_Do this_. Quote the records that follow in full, leaving the pictures out.

_Material shown_.

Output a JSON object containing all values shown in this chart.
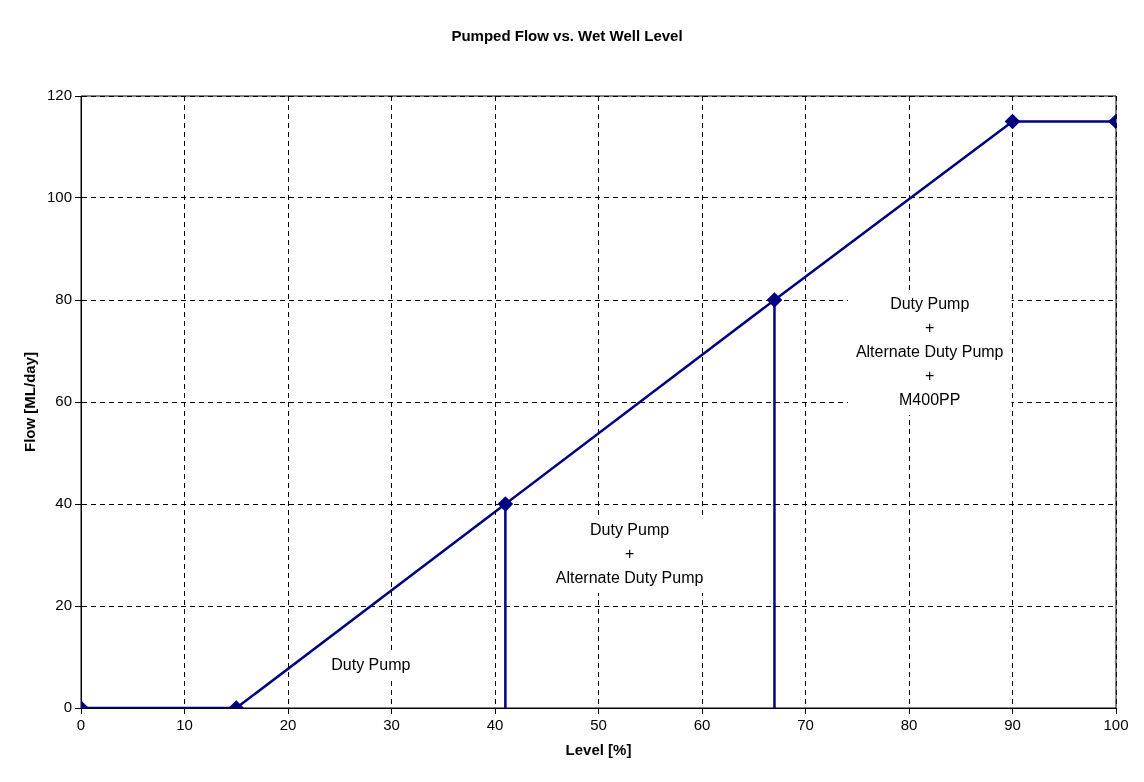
{
  "chart_data": {
    "type": "line",
    "title": "Pumped Flow vs. Wet Well Level",
    "xlabel": "Level [%]",
    "ylabel": "Flow [ML/day]",
    "xlim": [
      0,
      100
    ],
    "xticks": [
      0,
      10,
      20,
      30,
      40,
      50,
      60,
      70,
      80,
      90,
      100
    ],
    "ylim": [
      0,
      120
    ],
    "yticks": [
      0,
      20,
      40,
      60,
      80,
      100,
      120
    ],
    "grid": true,
    "legend": false,
    "marker": "diamond",
    "line_style": "solid",
    "series": [
      {
        "color": "#000080",
        "x": [
          0,
          15,
          41,
          67,
          90,
          100
        ],
        "values": [
          0,
          0,
          40,
          80,
          115,
          115
        ]
      },
      {
        "color": "#000080",
        "x": [
          41,
          41
        ],
        "values": [
          0,
          40
        ],
        "marker": "none"
      },
      {
        "color": "#000080",
        "x": [
          67,
          67
        ],
        "values": [
          0,
          80
        ],
        "marker": "none"
      }
    ],
    "annotations": [
      "Duty Pump",
      "Duty Pump\n+\nAlternate Duty Pump",
      "Duty Pump\n+\nAlternate Duty Pump\n+\nM400PP"
    ]
  }
}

_Solution to the exercise_.
Output a JSON object containing all values shown in this chart.
{
  "chart_data": {
    "type": "line",
    "title": "Pumped Flow vs. Wet Well Level",
    "xlabel": "Level [%]",
    "ylabel": "Flow [ML/day]",
    "xlim": [
      0,
      100
    ],
    "xticks": [
      0,
      10,
      20,
      30,
      40,
      50,
      60,
      70,
      80,
      90,
      100
    ],
    "ylim": [
      0,
      120
    ],
    "yticks": [
      0,
      20,
      40,
      60,
      80,
      100,
      120
    ],
    "grid": true,
    "legend": false,
    "marker": "diamond",
    "line_style": "solid",
    "series": [
      {
        "color": "#000080",
        "x": [
          0,
          15,
          41,
          67,
          90,
          100
        ],
        "values": [
          0,
          0,
          40,
          80,
          115,
          115
        ]
      },
      {
        "color": "#000080",
        "x": [
          41,
          41
        ],
        "values": [
          0,
          40
        ],
        "marker": "none"
      },
      {
        "color": "#000080",
        "x": [
          67,
          67
        ],
        "values": [
          0,
          80
        ],
        "marker": "none"
      }
    ],
    "annotations": [
      "Duty Pump",
      "Duty Pump\n+\nAlternate Duty Pump",
      "Duty Pump\n+\nAlternate Duty Pump\n+\nM400PP"
    ]
  }
}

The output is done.